Stored records »
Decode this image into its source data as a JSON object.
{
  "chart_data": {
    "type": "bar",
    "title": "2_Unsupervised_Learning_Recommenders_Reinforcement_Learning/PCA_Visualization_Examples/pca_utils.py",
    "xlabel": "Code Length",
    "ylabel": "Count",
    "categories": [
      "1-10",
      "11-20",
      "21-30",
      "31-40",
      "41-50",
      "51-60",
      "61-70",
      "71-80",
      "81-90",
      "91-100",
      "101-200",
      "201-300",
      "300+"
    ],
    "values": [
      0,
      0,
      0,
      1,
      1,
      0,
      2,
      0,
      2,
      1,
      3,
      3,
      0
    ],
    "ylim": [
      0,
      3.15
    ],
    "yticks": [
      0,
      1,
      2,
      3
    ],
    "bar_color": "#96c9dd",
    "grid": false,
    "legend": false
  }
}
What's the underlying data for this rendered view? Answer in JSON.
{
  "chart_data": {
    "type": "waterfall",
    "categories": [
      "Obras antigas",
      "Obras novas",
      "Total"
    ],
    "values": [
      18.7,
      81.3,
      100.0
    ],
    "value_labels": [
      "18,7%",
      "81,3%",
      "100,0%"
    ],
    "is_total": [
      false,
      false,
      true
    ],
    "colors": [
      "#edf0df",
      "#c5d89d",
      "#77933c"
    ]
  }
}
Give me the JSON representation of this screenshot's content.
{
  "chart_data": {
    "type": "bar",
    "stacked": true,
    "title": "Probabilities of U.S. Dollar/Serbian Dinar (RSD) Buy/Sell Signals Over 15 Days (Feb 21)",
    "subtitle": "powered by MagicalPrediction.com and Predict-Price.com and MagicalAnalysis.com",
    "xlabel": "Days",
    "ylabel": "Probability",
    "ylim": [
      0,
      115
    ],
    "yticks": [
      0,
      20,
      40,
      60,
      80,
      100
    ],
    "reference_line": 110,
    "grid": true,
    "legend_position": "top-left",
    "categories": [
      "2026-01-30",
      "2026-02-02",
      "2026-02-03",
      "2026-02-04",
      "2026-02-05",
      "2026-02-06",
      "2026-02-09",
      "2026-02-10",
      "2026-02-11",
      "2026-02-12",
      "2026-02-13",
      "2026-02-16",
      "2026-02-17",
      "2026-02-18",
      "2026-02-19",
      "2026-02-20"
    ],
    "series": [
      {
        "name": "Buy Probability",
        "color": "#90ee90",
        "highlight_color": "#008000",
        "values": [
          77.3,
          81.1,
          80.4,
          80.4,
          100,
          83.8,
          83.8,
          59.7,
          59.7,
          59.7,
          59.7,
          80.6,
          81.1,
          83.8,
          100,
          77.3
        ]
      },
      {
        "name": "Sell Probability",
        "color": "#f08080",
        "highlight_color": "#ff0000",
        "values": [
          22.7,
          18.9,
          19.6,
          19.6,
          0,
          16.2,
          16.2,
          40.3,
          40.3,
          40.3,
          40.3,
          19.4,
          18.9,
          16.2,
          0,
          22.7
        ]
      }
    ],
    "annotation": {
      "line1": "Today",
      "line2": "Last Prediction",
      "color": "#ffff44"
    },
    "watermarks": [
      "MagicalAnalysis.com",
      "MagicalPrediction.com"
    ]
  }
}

What is being asked » Here, the records must be output exactly and in full.

Response »
Decode this image into its source data as a JSON object.
{
  "chart_data": {
    "type": "bar",
    "title": "2_Unsupervised_Learning_Recommenders_Reinforcement_Learning/PCA_Visualization_Examples/pca_utils.py",
    "xlabel": "Code Length",
    "ylabel": "Count",
    "categories": [
      "1-10",
      "11-20",
      "21-30",
      "31-40",
      "41-50",
      "51-60",
      "61-70",
      "71-80",
      "81-90",
      "91-100",
      "101-200",
      "201-300",
      "300+"
    ],
    "values": [
      0,
      0,
      0,
      1,
      1,
      0,
      2,
      0,
      2,
      1,
      3,
      3,
      0
    ],
    "ylim": [
      0,
      3.15
    ],
    "yticks": [
      0,
      1,
      2,
      3
    ],
    "bar_color": "#96c9dd",
    "grid": false,
    "legend": false
  }
}
What's the underlying data for this rendered view? Answer in JSON.
{
  "chart_data": {
    "type": "waterfall",
    "categories": [
      "Obras antigas",
      "Obras novas",
      "Total"
    ],
    "values": [
      18.7,
      81.3,
      100.0
    ],
    "value_labels": [
      "18,7%",
      "81,3%",
      "100,0%"
    ],
    "is_total": [
      false,
      false,
      true
    ],
    "colors": [
      "#edf0df",
      "#c5d89d",
      "#77933c"
    ]
  }
}
Give me the JSON representation of this screenshot's content.
{
  "chart_data": {
    "type": "bar",
    "stacked": true,
    "title": "Probabilities of U.S. Dollar/Serbian Dinar (RSD) Buy/Sell Signals Over 15 Days (Feb 21)",
    "subtitle": "powered by MagicalPrediction.com and Predict-Price.com and MagicalAnalysis.com",
    "xlabel": "Days",
    "ylabel": "Probability",
    "ylim": [
      0,
      115
    ],
    "yticks": [
      0,
      20,
      40,
      60,
      80,
      100
    ],
    "reference_line": 110,
    "grid": true,
    "legend_position": "top-left",
    "categories": [
      "2026-01-30",
      "2026-02-02",
      "2026-02-03",
      "2026-02-04",
      "2026-02-05",
      "2026-02-06",
      "2026-02-09",
      "2026-02-10",
      "2026-02-11",
      "2026-02-12",
      "2026-02-13",
      "2026-02-16",
      "2026-02-17",
      "2026-02-18",
      "2026-02-19",
      "2026-02-20"
    ],
    "series": [
      {
        "name": "Buy Probability",
        "color": "#90ee90",
        "highlight_color": "#008000",
        "values": [
          77.3,
          81.1,
          80.4,
          80.4,
          100,
          83.8,
          83.8,
          59.7,
          59.7,
          59.7,
          59.7,
          80.6,
          81.1,
          83.8,
          100,
          77.3
        ]
      },
      {
        "name": "Sell Probability",
        "color": "#f08080",
        "highlight_color": "#ff0000",
        "values": [
          22.7,
          18.9,
          19.6,
          19.6,
          0,
          16.2,
          16.2,
          40.3,
          40.3,
          40.3,
          40.3,
          19.4,
          18.9,
          16.2,
          0,
          22.7
        ]
      }
    ],
    "annotation": {
      "line1": "Today",
      "line2": "Last Prediction",
      "color": "#ffff44"
    },
    "watermarks": [
      "MagicalAnalysis.com",
      "MagicalPrediction.com"
    ]
  }
}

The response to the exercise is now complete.